§ **Exercise requirements**
A faithful transcription of all the data is required.

§ **Stored rows**
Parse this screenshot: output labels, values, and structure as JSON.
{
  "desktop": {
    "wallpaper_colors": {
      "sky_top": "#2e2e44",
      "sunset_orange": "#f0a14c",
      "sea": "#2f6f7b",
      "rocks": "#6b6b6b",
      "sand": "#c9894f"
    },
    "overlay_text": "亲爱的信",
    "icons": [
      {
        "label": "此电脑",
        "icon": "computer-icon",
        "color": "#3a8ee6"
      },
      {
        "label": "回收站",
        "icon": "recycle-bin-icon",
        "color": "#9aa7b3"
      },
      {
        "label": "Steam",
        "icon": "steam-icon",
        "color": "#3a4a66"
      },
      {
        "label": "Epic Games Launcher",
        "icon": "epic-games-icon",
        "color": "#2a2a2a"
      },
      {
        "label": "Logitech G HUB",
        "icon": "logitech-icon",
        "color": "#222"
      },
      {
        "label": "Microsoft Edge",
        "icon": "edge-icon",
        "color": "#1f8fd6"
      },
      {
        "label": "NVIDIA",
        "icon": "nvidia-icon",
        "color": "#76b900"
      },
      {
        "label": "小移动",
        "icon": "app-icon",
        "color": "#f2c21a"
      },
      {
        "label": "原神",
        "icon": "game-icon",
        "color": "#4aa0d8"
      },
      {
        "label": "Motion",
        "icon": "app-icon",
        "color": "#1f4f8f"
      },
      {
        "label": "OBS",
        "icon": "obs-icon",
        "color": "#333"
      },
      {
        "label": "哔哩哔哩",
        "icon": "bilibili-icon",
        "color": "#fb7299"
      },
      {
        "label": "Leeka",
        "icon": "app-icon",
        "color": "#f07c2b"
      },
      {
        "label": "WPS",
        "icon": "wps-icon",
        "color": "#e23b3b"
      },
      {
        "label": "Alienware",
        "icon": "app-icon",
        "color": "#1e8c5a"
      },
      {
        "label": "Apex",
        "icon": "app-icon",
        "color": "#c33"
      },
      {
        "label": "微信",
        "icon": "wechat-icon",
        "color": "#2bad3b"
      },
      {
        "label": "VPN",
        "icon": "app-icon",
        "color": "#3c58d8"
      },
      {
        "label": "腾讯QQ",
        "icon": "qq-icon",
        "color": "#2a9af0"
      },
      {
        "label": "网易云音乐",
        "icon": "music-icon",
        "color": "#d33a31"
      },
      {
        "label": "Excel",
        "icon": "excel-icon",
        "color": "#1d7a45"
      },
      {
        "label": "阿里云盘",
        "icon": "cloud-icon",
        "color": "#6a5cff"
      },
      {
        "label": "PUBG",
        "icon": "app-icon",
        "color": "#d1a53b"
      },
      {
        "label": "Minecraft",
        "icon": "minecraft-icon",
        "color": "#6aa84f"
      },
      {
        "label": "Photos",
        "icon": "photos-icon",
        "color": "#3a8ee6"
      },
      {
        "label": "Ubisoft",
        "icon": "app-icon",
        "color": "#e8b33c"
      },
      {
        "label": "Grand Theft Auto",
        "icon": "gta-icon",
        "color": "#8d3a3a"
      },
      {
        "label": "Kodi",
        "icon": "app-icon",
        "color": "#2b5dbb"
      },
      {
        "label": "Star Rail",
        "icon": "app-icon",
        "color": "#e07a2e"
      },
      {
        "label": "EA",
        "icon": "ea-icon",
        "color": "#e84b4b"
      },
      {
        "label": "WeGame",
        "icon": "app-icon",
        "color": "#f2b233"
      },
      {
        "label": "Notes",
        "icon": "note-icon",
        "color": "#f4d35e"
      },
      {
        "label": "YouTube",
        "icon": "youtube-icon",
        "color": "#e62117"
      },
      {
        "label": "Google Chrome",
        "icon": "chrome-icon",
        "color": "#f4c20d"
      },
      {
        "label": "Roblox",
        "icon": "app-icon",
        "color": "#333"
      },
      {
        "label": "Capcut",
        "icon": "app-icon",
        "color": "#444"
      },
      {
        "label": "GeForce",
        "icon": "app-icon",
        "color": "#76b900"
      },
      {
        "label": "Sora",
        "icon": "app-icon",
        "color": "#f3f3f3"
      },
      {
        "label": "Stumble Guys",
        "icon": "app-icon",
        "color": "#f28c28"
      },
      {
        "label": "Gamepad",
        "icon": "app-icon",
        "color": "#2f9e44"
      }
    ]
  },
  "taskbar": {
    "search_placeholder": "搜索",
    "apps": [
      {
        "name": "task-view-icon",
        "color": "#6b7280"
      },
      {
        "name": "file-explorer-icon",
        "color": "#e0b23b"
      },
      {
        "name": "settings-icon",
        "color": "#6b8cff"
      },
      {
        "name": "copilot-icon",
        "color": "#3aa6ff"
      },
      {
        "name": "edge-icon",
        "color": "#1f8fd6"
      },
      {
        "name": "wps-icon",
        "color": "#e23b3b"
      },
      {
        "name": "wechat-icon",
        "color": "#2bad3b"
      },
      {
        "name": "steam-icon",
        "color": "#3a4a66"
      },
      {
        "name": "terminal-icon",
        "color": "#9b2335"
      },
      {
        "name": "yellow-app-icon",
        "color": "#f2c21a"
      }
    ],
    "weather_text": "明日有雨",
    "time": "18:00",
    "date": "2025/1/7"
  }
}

§ **Correct response**
Parse this screenshot: output labels, values, and structure as JSON.
{
  "desktop": {
    "wallpaper_colors": {
      "sky_top": "#2e2e44",
      "sunset_orange": "#f0a14c",
      "sea": "#2f6f7b",
      "rocks": "#6b6b6b",
      "sand": "#c9894f"
    },
    "overlay_text": "亲爱的信",
    "icons": [
      {
        "label": "此电脑",
        "icon": "computer-icon",
        "color": "#3a8ee6"
      },
      {
        "label": "回收站",
        "icon": "recycle-bin-icon",
        "color": "#9aa7b3"
      },
      {
        "label": "Steam",
        "icon": "steam-icon",
        "color": "#3a4a66"
      },
      {
        "label": "Epic Games Launcher",
        "icon": "epic-games-icon",
        "color": "#2a2a2a"
      },
      {
        "label": "Logitech G HUB",
        "icon": "logitech-icon",
        "color": "#222"
      },
      {
        "label": "Microsoft Edge",
        "icon": "edge-icon",
        "color": "#1f8fd6"
      },
      {
        "label": "NVIDIA",
        "icon": "nvidia-icon",
        "color": "#76b900"
      },
      {
        "label": "小移动",
        "icon": "app-icon",
        "color": "#f2c21a"
      },
      {
        "label": "原神",
        "icon": "game-icon",
        "color": "#4aa0d8"
      },
      {
        "label": "Motion",
        "icon": "app-icon",
        "color": "#1f4f8f"
      },
      {
        "label": "OBS",
        "icon": "obs-icon",
        "color": "#333"
      },
      {
        "label": "哔哩哔哩",
        "icon": "bilibili-icon",
        "color": "#fb7299"
      },
      {
        "label": "Leeka",
        "icon": "app-icon",
        "color": "#f07c2b"
      },
      {
        "label": "WPS",
        "icon": "wps-icon",
        "color": "#e23b3b"
      },
      {
        "label": "Alienware",
        "icon": "app-icon",
        "color": "#1e8c5a"
      },
      {
        "label": "Apex",
        "icon": "app-icon",
        "color": "#c33"
      },
      {
        "label": "微信",
        "icon": "wechat-icon",
        "color": "#2bad3b"
      },
      {
        "label": "VPN",
        "icon": "app-icon",
        "color": "#3c58d8"
      },
      {
        "label": "腾讯QQ",
        "icon": "qq-icon",
        "color": "#2a9af0"
      },
      {
        "label": "网易云音乐",
        "icon": "music-icon",
        "color": "#d33a31"
      },
      {
        "label": "Excel",
        "icon": "excel-icon",
        "color": "#1d7a45"
      },
      {
        "label": "阿里云盘",
        "icon": "cloud-icon",
        "color": "#6a5cff"
      },
      {
        "label": "PUBG",
        "icon": "app-icon",
        "color": "#d1a53b"
      },
      {
        "label": "Minecraft",
        "icon": "minecraft-icon",
        "color": "#6aa84f"
      },
      {
        "label": "Photos",
        "icon": "photos-icon",
        "color": "#3a8ee6"
      },
      {
        "label": "Ubisoft",
        "icon": "app-icon",
        "color": "#e8b33c"
      },
      {
        "label": "Grand Theft Auto",
        "icon": "gta-icon",
        "color": "#8d3a3a"
      },
      {
        "label": "Kodi",
        "icon": "app-icon",
        "color": "#2b5dbb"
      },
      {
        "label": "Star Rail",
        "icon": "app-icon",
        "color": "#e07a2e"
      },
      {
        "label": "EA",
        "icon": "ea-icon",
        "color": "#e84b4b"
      },
      {
        "label": "WeGame",
        "icon": "app-icon",
        "color": "#f2b233"
      },
      {
        "label": "Notes",
        "icon": "note-icon",
        "color": "#f4d35e"
      },
      {
        "label": "YouTube",
        "icon": "youtube-icon",
        "color": "#e62117"
      },
      {
        "label": "Google Chrome",
        "icon": "chrome-icon",
        "color": "#f4c20d"
      },
      {
        "label": "Roblox",
        "icon": "app-icon",
        "color": "#333"
      },
      {
        "label": "Capcut",
        "icon": "app-icon",
        "color": "#444"
      },
      {
        "label": "GeForce",
        "icon": "app-icon",
        "color": "#76b900"
      },
      {
        "label": "Sora",
        "icon": "app-icon",
        "color": "#f3f3f3"
      },
      {
        "label": "Stumble Guys",
        "icon": "app-icon",
        "color": "#f28c28"
      },
      {
        "label": "Gamepad",
        "icon": "app-icon",
        "color": "#2f9e44"
      }
    ]
  },
  "taskbar": {
    "search_placeholder": "搜索",
    "apps": [
      {
        "name": "task-view-icon",
        "color": "#6b7280"
      },
      {
        "name": "file-explorer-icon",
        "color": "#e0b23b"
      },
      {
        "name": "settings-icon",
        "color": "#6b8cff"
      },
      {
        "name": "copilot-icon",
        "color": "#3aa6ff"
      },
      {
        "name": "edge-icon",
        "color": "#1f8fd6"
      },
      {
        "name": "wps-icon",
        "color": "#e23b3b"
      },
      {
        "name": "wechat-icon",
        "color": "#2bad3b"
      },
      {
        "name": "steam-icon",
        "color": "#3a4a66"
      },
      {
        "name": "terminal-icon",
        "color": "#9b2335"
      },
      {
        "name": "yellow-app-icon",
        "color": "#f2c21a"
      }
    ],
    "weather_text": "明日有雨",
    "time": "18:00",
    "date": "2025/1/7"
  }
}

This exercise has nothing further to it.